** Start Material supplied **

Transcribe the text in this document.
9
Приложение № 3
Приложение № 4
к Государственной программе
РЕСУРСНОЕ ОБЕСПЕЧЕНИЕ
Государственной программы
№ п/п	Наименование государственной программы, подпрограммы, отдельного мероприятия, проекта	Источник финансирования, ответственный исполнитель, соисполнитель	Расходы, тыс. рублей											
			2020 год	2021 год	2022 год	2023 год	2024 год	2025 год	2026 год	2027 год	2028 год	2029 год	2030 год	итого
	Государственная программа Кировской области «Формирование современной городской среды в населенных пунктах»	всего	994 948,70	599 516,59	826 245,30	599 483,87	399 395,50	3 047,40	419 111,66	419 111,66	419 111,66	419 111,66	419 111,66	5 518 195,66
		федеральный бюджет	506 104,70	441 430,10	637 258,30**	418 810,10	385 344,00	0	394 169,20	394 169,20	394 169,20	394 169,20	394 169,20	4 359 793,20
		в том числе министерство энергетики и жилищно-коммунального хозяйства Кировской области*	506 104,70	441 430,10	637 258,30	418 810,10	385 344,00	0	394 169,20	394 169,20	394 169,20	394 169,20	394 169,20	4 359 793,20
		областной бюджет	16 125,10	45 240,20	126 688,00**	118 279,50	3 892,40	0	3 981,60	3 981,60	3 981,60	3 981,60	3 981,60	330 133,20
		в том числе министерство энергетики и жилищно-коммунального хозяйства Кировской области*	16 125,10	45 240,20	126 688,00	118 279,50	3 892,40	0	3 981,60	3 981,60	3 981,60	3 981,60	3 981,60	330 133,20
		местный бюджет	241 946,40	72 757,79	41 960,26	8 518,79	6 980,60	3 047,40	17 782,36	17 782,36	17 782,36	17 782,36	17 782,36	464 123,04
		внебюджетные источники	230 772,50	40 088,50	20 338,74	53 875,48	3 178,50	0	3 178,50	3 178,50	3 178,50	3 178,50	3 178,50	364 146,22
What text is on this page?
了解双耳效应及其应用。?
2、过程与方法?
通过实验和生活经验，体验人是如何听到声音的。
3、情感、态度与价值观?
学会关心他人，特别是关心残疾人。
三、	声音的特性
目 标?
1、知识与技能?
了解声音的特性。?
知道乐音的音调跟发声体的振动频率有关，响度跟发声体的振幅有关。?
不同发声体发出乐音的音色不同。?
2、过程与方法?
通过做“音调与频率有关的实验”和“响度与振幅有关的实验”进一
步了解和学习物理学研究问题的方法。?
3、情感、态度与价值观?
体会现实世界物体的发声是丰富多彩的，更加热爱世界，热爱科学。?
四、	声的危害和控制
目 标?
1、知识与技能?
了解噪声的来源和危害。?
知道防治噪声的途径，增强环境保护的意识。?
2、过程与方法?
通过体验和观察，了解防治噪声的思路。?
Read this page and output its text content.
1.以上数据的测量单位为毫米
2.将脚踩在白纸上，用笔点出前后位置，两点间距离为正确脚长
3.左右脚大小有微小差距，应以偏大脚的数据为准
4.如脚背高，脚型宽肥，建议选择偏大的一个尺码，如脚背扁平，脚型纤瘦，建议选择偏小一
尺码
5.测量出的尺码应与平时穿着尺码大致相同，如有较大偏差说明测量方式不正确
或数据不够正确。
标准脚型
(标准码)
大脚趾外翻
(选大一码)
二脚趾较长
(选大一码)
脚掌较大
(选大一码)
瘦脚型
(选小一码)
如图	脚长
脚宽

** End Material supplied **

■ **What this task involves**:
Which lines above hold the word "жилищно"? Copy each of them.

■ **Correct result**:
		в том числе министерство энергетики и жилищно-коммунального хозяйства Кировской области*	506 104,70	441 430,10	637 258,30	418 810,10	385 344,00	0	394 169,20	394 169,20	394 169,20	394 169,20	394 169,20	4 359 793,20
		в том числе министерство энергетики и жилищно-коммунального хозяйства Кировской области*	16 125,10	45 240,20	126 688,00	118 279,50	3 892,40	0	3 981,60	3 981,60	3 981,60	3 981,60	3 981,60	330 133,20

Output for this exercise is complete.